| WRITTEN TASK |
Quote each line of the material verbatim, without the pictures.

>> Start GIVEN RECORDS

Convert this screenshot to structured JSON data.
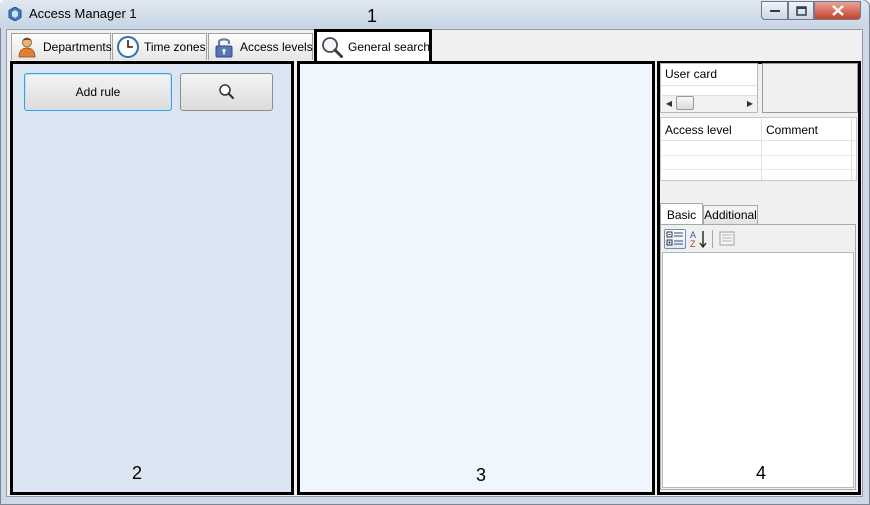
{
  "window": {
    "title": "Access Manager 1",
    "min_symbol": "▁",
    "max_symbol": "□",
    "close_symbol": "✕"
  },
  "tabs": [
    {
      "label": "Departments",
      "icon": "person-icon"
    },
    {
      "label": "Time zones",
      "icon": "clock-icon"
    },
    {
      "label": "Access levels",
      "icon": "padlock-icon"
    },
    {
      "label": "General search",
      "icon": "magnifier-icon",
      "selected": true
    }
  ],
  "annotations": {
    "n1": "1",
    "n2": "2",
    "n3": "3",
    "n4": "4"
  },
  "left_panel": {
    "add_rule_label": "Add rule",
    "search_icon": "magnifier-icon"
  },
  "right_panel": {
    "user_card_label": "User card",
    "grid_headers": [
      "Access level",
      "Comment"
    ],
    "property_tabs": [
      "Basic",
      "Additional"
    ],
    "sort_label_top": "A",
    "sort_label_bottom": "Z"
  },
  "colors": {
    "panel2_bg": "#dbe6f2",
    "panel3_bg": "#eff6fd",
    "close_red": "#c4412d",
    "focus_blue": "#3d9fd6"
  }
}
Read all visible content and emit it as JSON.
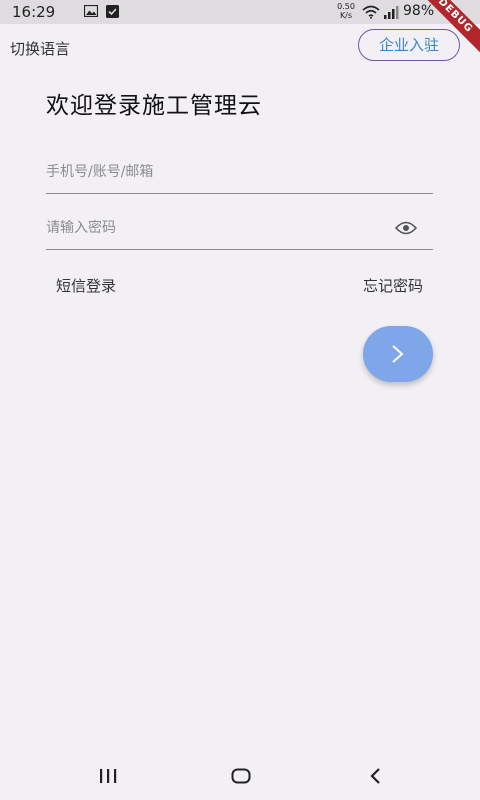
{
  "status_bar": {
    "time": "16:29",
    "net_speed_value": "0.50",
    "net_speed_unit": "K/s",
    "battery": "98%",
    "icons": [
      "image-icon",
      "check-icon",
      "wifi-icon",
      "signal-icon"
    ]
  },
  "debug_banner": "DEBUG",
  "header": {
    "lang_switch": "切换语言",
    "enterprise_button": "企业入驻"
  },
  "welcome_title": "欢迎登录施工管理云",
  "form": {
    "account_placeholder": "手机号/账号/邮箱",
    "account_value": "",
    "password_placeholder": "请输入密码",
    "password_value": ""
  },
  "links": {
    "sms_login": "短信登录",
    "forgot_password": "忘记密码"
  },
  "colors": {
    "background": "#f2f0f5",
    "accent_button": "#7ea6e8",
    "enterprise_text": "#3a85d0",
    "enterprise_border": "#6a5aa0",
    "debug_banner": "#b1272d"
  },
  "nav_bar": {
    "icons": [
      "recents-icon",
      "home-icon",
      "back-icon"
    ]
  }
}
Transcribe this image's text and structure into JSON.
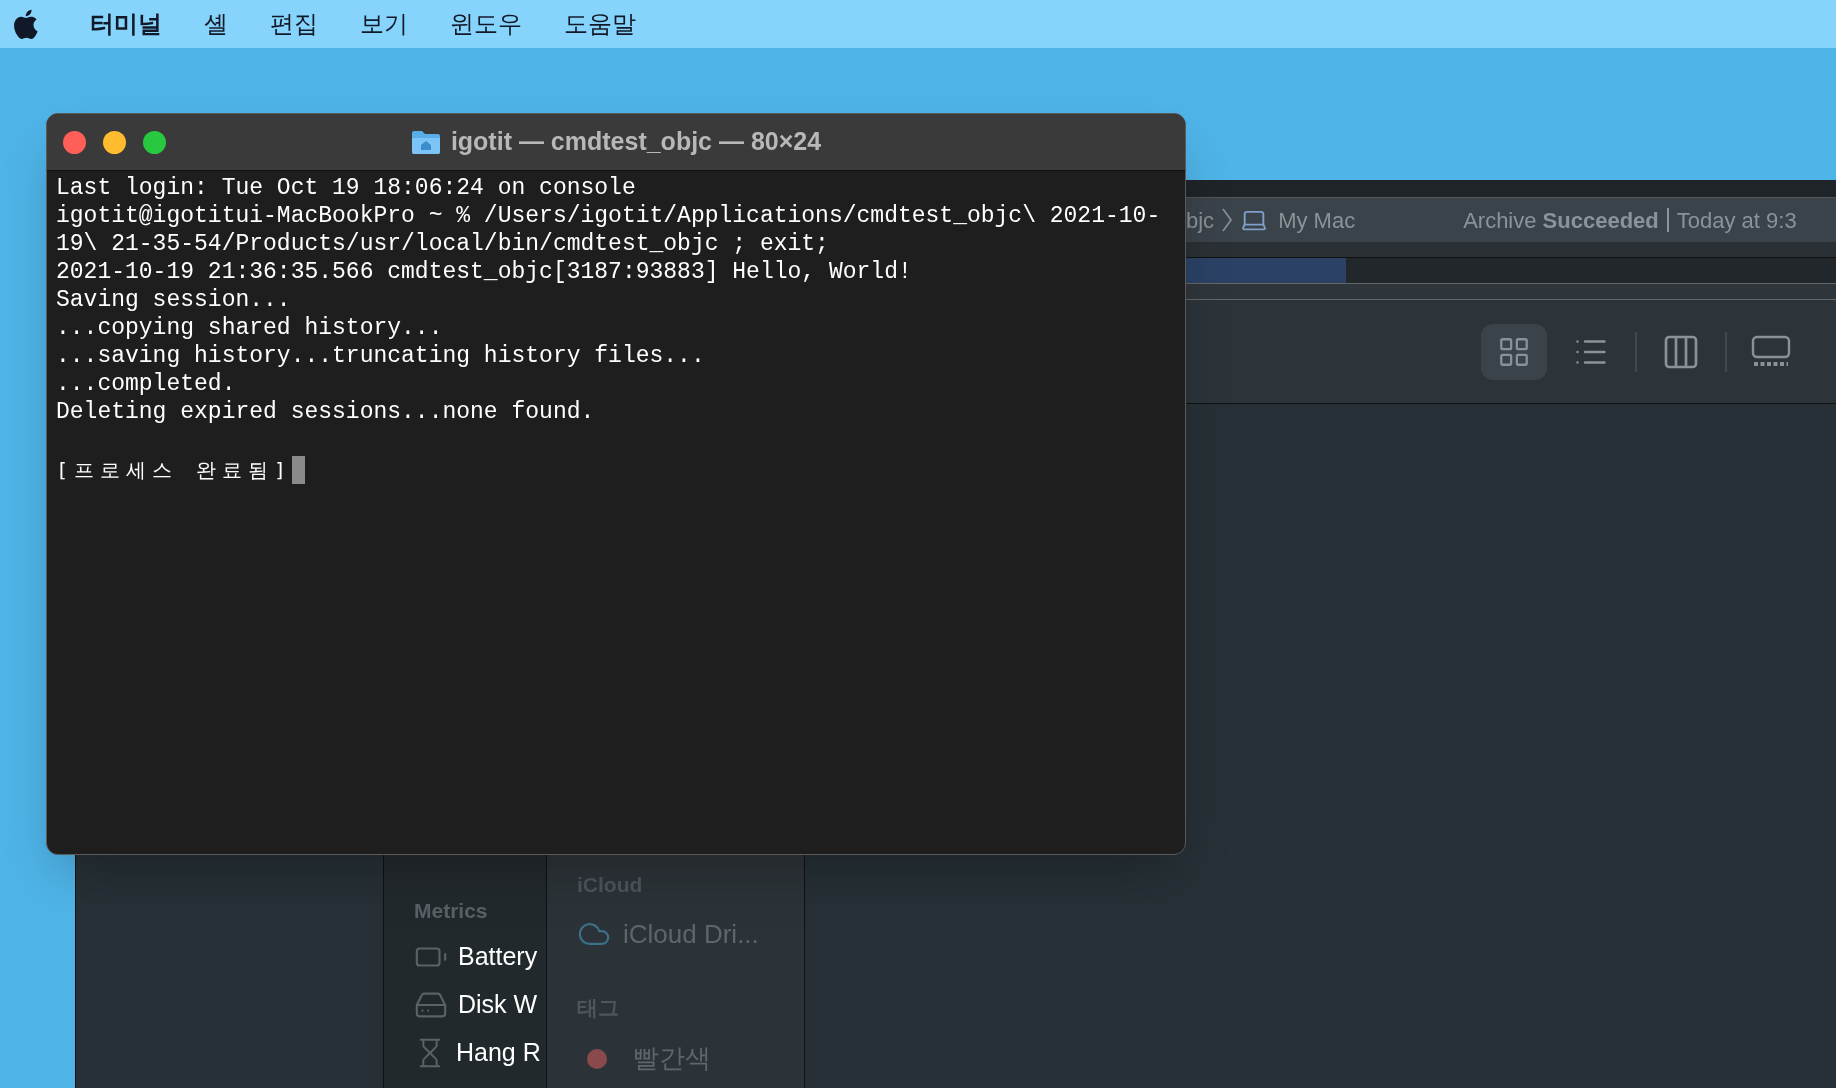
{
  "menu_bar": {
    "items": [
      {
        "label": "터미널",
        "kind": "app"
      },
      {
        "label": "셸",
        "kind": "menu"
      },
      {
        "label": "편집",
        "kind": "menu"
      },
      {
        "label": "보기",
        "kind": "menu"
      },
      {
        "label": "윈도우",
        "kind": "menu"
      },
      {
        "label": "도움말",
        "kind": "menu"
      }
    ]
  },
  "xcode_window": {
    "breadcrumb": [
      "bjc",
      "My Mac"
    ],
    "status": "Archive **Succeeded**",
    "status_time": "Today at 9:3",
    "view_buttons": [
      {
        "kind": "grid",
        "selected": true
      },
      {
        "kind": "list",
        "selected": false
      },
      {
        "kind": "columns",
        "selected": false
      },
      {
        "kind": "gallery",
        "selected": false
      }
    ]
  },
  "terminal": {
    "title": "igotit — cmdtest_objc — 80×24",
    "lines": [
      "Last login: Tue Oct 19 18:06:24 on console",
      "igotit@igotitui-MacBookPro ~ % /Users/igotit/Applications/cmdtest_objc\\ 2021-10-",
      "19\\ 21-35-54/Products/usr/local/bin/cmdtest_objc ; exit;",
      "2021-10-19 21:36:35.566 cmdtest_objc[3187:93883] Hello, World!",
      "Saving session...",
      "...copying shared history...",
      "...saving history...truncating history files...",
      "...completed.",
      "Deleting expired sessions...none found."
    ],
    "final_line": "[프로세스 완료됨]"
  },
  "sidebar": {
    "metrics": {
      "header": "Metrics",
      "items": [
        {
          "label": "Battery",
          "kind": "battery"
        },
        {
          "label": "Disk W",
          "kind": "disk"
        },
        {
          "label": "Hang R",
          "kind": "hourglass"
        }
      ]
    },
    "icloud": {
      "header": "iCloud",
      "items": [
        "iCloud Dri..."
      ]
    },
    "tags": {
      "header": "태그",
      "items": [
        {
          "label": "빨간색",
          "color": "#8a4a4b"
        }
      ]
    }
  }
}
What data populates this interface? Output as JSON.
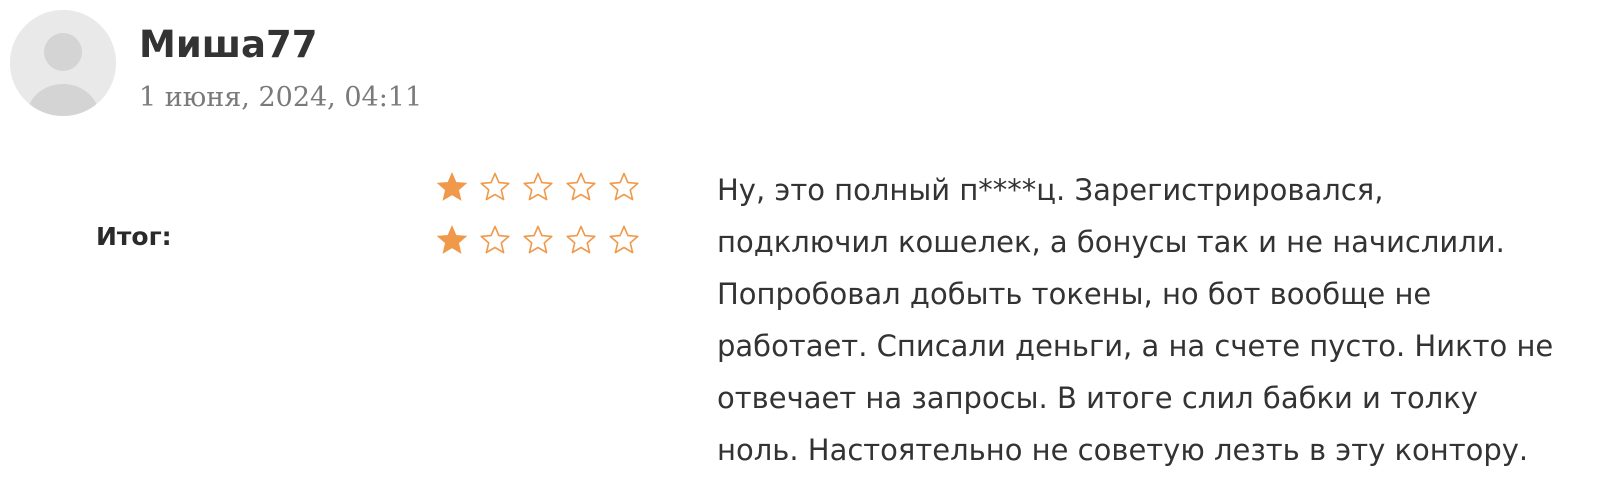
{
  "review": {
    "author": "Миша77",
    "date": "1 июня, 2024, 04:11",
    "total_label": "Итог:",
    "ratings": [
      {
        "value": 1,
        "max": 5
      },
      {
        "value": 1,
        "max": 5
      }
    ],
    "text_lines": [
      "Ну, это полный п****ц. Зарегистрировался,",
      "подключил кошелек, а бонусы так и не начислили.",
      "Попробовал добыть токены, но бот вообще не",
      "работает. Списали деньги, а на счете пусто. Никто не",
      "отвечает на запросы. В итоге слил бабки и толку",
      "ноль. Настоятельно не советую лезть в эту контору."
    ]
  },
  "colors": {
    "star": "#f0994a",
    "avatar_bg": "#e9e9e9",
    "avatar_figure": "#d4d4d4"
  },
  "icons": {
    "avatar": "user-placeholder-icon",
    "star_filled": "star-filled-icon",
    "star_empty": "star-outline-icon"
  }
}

>> End GIVEN RECORDS

| TASK RESPONSE |
Convert this screenshot to structured JSON data.
{
  "window": {
    "title": "Access Manager 1",
    "min_symbol": "▁",
    "max_symbol": "□",
    "close_symbol": "✕"
  },
  "tabs": [
    {
      "label": "Departments",
      "icon": "person-icon"
    },
    {
      "label": "Time zones",
      "icon": "clock-icon"
    },
    {
      "label": "Access levels",
      "icon": "padlock-icon"
    },
    {
      "label": "General search",
      "icon": "magnifier-icon",
      "selected": true
    }
  ],
  "annotations": {
    "n1": "1",
    "n2": "2",
    "n3": "3",
    "n4": "4"
  },
  "left_panel": {
    "add_rule_label": "Add rule",
    "search_icon": "magnifier-icon"
  },
  "right_panel": {
    "user_card_label": "User card",
    "grid_headers": [
      "Access level",
      "Comment"
    ],
    "property_tabs": [
      "Basic",
      "Additional"
    ],
    "sort_label_top": "A",
    "sort_label_bottom": "Z"
  },
  "colors": {
    "panel2_bg": "#dbe6f2",
    "panel3_bg": "#eff6fd",
    "close_red": "#c4412d",
    "focus_blue": "#3d9fd6"
  }
}
Read all visible content and emit it as JSON.
{
  "status_bar": {
    "time": "16:29",
    "net_speed_value": "0.50",
    "net_speed_unit": "K/s",
    "battery": "98%",
    "icons": [
      "image-icon",
      "check-icon",
      "wifi-icon",
      "signal-icon"
    ]
  },
  "debug_banner": "DEBUG",
  "header": {
    "lang_switch": "切换语言",
    "enterprise_button": "企业入驻"
  },
  "welcome_title": "欢迎登录施工管理云",
  "form": {
    "account_placeholder": "手机号/账号/邮箱",
    "account_value": "",
    "password_placeholder": "请输入密码",
    "password_value": ""
  },
  "links": {
    "sms_login": "短信登录",
    "forgot_password": "忘记密码"
  },
  "colors": {
    "background": "#f2f0f5",
    "accent_button": "#7ea6e8",
    "enterprise_text": "#3a85d0",
    "enterprise_border": "#6a5aa0",
    "debug_banner": "#b1272d"
  },
  "nav_bar": {
    "icons": [
      "recents-icon",
      "home-icon",
      "back-icon"
    ]
  }
}
Transcribe this image's text and structure into JSON.
{
  "menu_bar": {
    "items": [
      {
        "label": "터미널",
        "kind": "app"
      },
      {
        "label": "셸",
        "kind": "menu"
      },
      {
        "label": "편집",
        "kind": "menu"
      },
      {
        "label": "보기",
        "kind": "menu"
      },
      {
        "label": "윈도우",
        "kind": "menu"
      },
      {
        "label": "도움말",
        "kind": "menu"
      }
    ]
  },
  "xcode_window": {
    "breadcrumb": [
      "bjc",
      "My Mac"
    ],
    "status": "Archive **Succeeded**",
    "status_time": "Today at 9:3",
    "view_buttons": [
      {
        "kind": "grid",
        "selected": true
      },
      {
        "kind": "list",
        "selected": false
      },
      {
        "kind": "columns",
        "selected": false
      },
      {
        "kind": "gallery",
        "selected": false
      }
    ]
  },
  "terminal": {
    "title": "igotit — cmdtest_objc — 80×24",
    "lines": [
      "Last login: Tue Oct 19 18:06:24 on console",
      "igotit@igotitui-MacBookPro ~ % /Users/igotit/Applications/cmdtest_objc\\ 2021-10-",
      "19\\ 21-35-54/Products/usr/local/bin/cmdtest_objc ; exit;",
      "2021-10-19 21:36:35.566 cmdtest_objc[3187:93883] Hello, World!",
      "Saving session...",
      "...copying shared history...",
      "...saving history...truncating history files...",
      "...completed.",
      "Deleting expired sessions...none found."
    ],
    "final_line": "[프로세스 완료됨]"
  },
  "sidebar": {
    "metrics": {
      "header": "Metrics",
      "items": [
        {
          "label": "Battery",
          "kind": "battery"
        },
        {
          "label": "Disk W",
          "kind": "disk"
        },
        {
          "label": "Hang R",
          "kind": "hourglass"
        }
      ]
    },
    "icloud": {
      "header": "iCloud",
      "items": [
        "iCloud Dri..."
      ]
    },
    "tags": {
      "header": "태그",
      "items": [
        {
          "label": "빨간색",
          "color": "#8a4a4b"
        }
      ]
    }
  }
}
What data populates this interface? Output as JSON.
{
  "review": {
    "author": "Миша77",
    "date": "1 июня, 2024, 04:11",
    "total_label": "Итог:",
    "ratings": [
      {
        "value": 1,
        "max": 5
      },
      {
        "value": 1,
        "max": 5
      }
    ],
    "text_lines": [
      "Ну, это полный п****ц. Зарегистрировался,",
      "подключил кошелек, а бонусы так и не начислили.",
      "Попробовал добыть токены, но бот вообще не",
      "работает. Списали деньги, а на счете пусто. Никто не",
      "отвечает на запросы. В итоге слил бабки и толку",
      "ноль. Настоятельно не советую лезть в эту контору."
    ]
  },
  "colors": {
    "star": "#f0994a",
    "avatar_bg": "#e9e9e9",
    "avatar_figure": "#d4d4d4"
  },
  "icons": {
    "avatar": "user-placeholder-icon",
    "star_filled": "star-filled-icon",
    "star_empty": "star-outline-icon"
  }
}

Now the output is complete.